TASK INSTRUCTIONS | Render everything from the line containing "List each element" down to and including the line containing "running-title: DR DEHÉRAIN" as a numbered list, with blank lines omitted and pictures left out. List nothing else from the entries.

RECORDS SHOWN |
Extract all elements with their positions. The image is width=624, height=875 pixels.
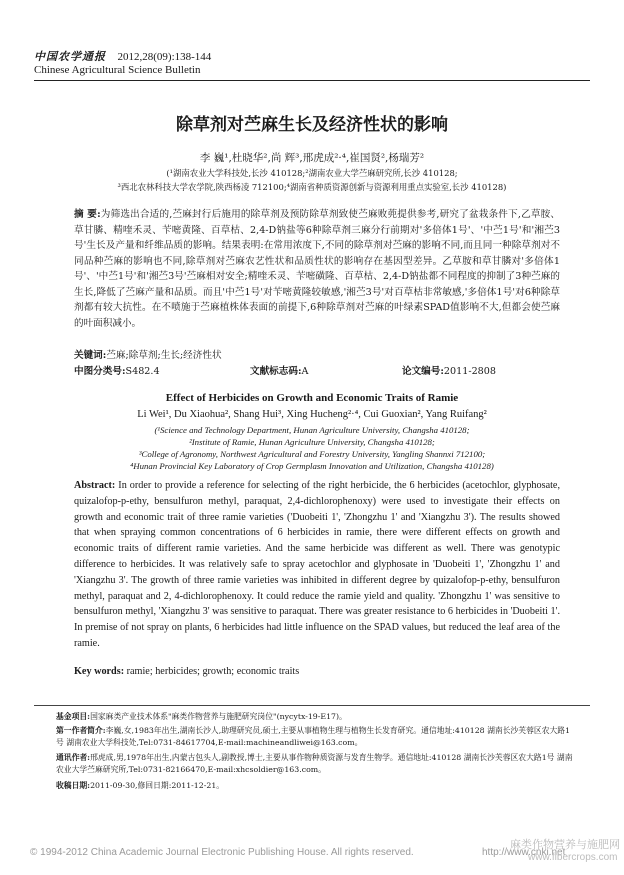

--

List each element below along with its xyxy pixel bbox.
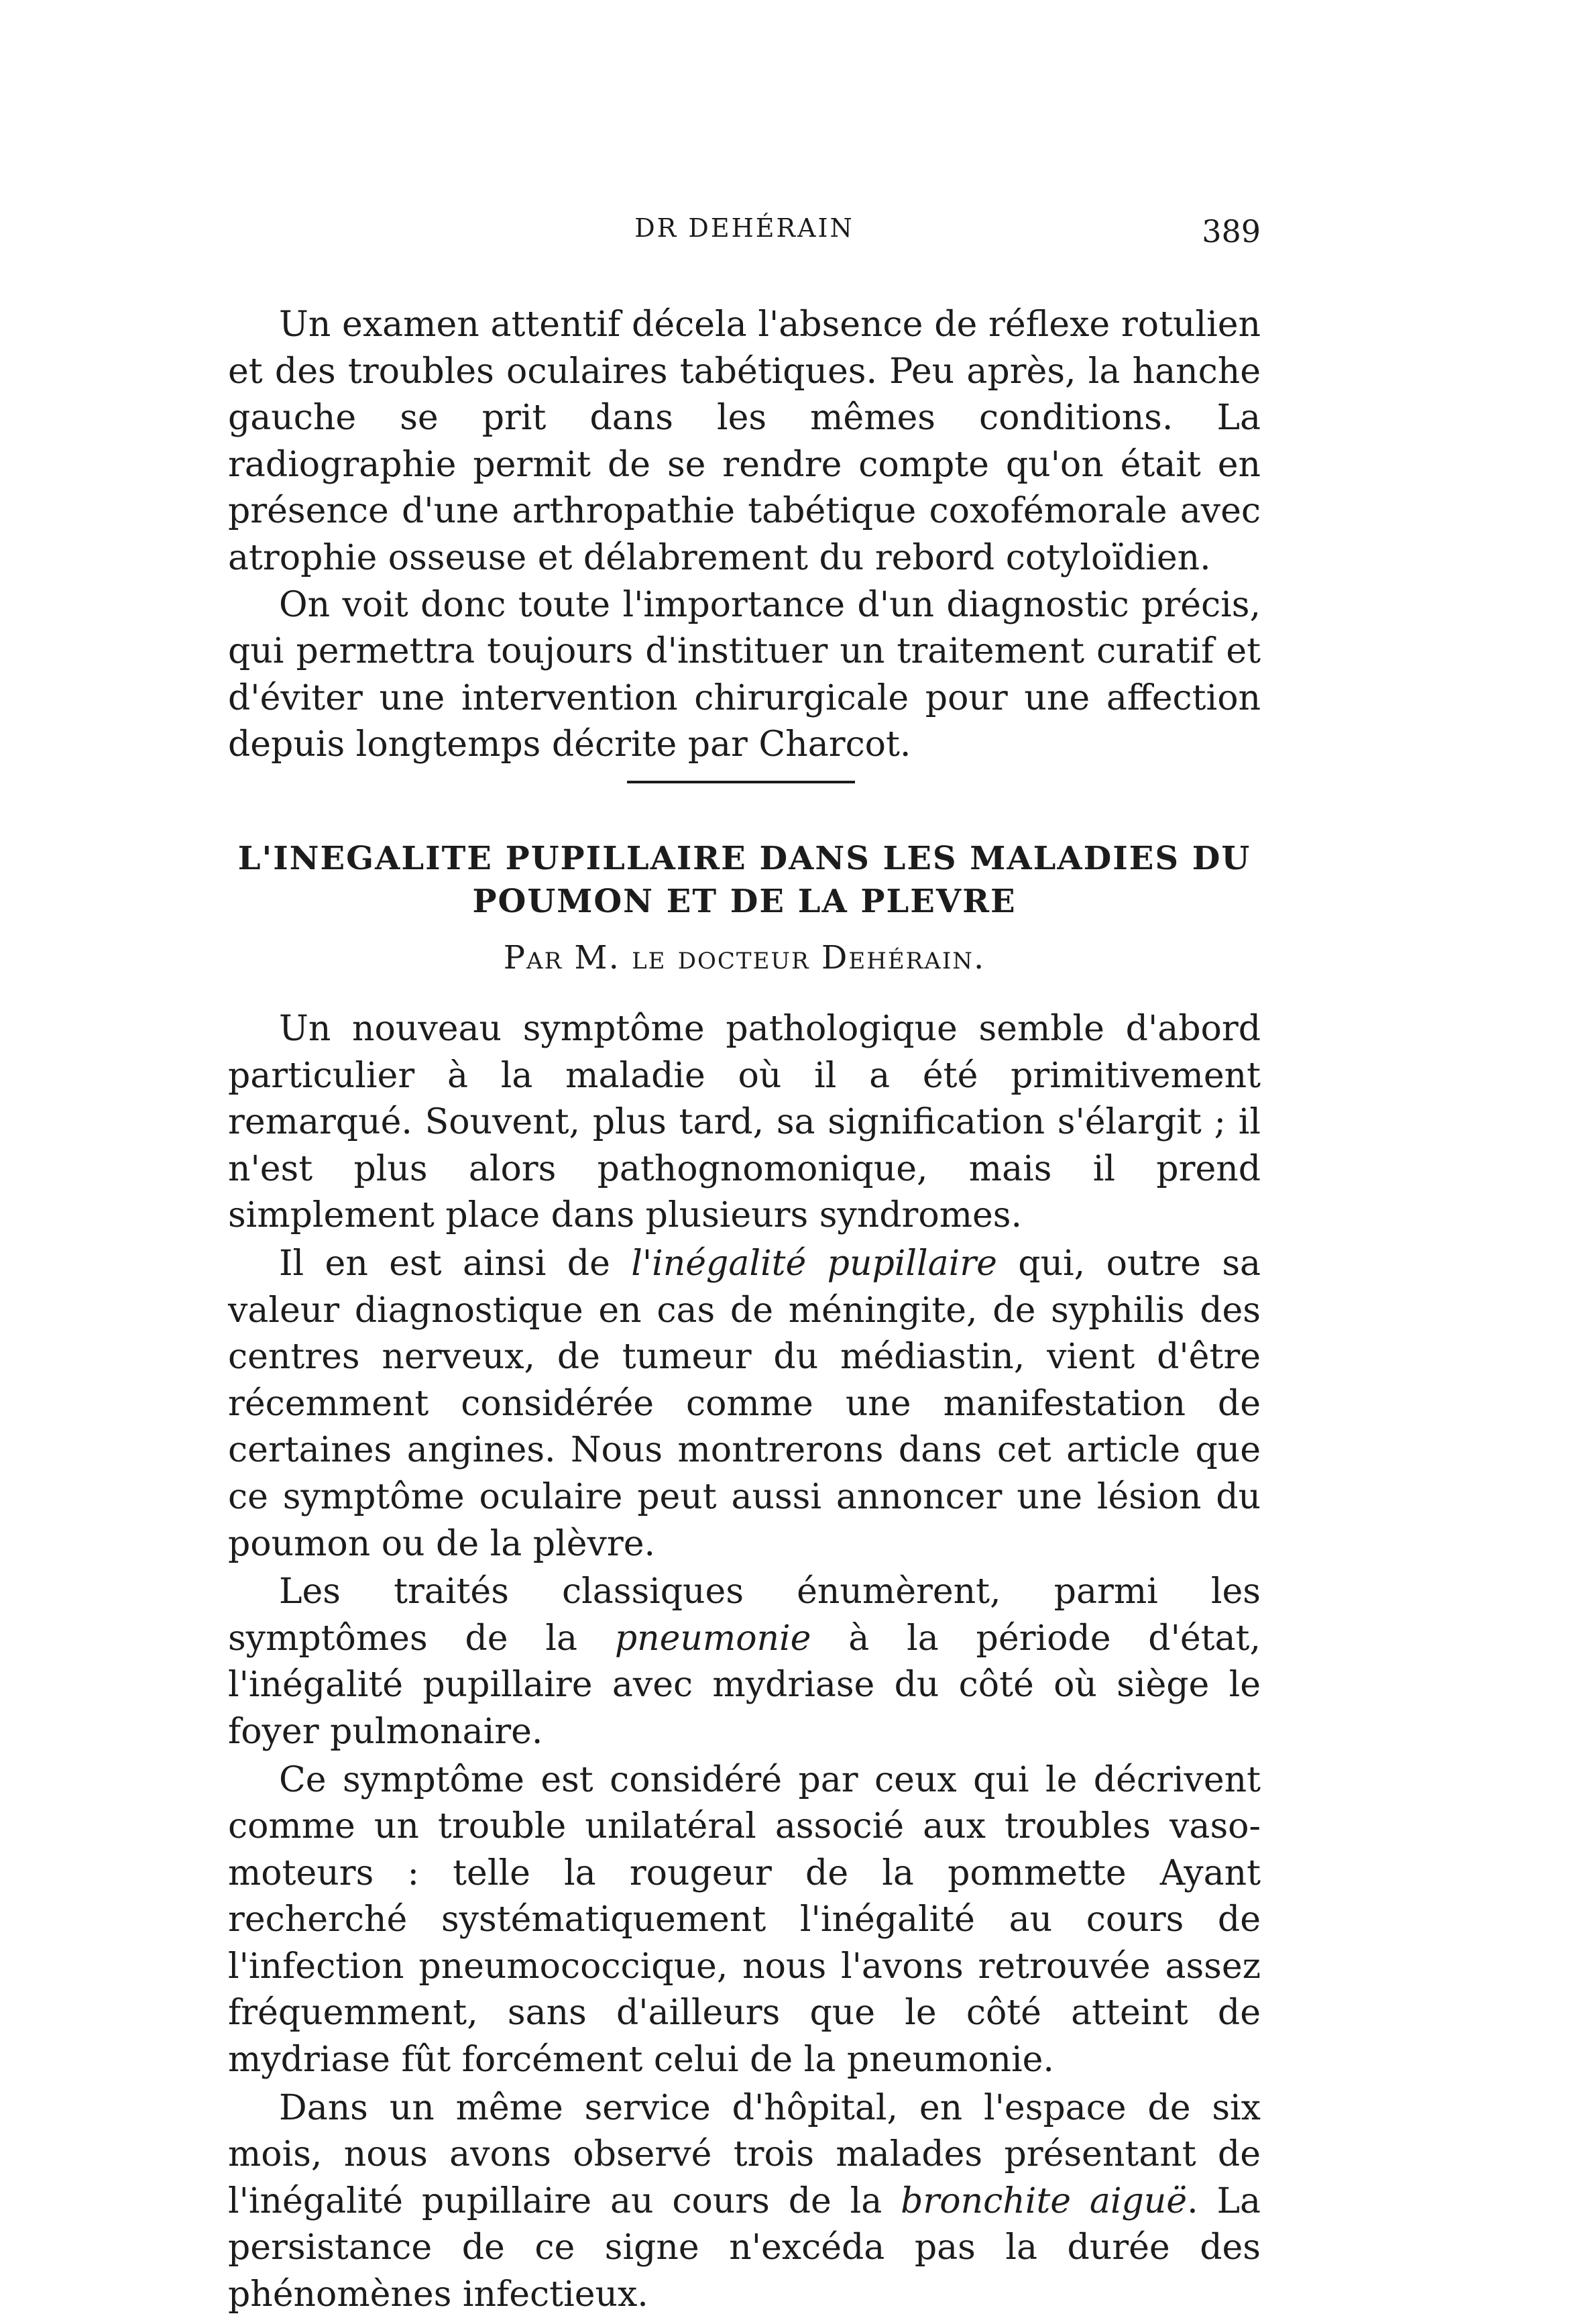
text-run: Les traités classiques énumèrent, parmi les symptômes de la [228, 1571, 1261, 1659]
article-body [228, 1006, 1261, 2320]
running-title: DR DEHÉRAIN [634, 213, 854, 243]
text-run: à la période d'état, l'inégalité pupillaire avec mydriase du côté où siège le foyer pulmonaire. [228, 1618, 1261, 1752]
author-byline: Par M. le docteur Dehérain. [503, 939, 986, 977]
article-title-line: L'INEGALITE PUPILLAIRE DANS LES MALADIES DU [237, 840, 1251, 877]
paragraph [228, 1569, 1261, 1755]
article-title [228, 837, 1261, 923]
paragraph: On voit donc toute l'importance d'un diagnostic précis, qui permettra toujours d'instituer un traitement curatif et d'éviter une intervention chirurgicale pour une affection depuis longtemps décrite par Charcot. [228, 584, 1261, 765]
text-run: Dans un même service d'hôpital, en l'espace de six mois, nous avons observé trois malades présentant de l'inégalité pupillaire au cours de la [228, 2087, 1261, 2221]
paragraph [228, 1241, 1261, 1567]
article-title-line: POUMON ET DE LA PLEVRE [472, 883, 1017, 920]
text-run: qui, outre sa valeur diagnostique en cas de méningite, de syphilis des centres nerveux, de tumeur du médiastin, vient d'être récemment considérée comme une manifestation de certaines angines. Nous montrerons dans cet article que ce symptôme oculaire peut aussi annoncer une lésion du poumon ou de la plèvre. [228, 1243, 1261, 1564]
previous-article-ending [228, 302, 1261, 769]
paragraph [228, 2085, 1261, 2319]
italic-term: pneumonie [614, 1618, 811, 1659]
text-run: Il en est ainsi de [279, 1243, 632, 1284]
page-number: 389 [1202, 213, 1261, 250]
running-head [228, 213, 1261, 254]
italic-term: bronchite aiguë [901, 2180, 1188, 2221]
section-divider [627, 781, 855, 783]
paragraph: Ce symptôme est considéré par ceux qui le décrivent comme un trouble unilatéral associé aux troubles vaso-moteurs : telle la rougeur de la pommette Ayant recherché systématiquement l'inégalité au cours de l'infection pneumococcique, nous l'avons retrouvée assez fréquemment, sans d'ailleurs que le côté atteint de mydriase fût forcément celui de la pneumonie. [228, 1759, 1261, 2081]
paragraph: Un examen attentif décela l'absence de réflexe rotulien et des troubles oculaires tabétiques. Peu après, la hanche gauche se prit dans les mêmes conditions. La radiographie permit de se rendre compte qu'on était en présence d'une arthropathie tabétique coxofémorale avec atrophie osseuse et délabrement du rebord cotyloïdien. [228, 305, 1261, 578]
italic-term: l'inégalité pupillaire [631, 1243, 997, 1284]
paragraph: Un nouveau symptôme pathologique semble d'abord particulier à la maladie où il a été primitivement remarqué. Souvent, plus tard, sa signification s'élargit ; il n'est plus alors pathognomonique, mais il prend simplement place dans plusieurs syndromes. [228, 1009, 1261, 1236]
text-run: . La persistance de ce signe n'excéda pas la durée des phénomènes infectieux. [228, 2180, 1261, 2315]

SOLUTION BELOW |
1. List each element below along with its xyxy pixel bbox.
2. text-run: Les traités classiques énumèrent, parmi les symptômes de la [228, 1571, 1261, 1659]
3. article-body [228, 1006, 1261, 2320]
4. running-title: DR DEHÉRAIN [634, 213, 854, 243]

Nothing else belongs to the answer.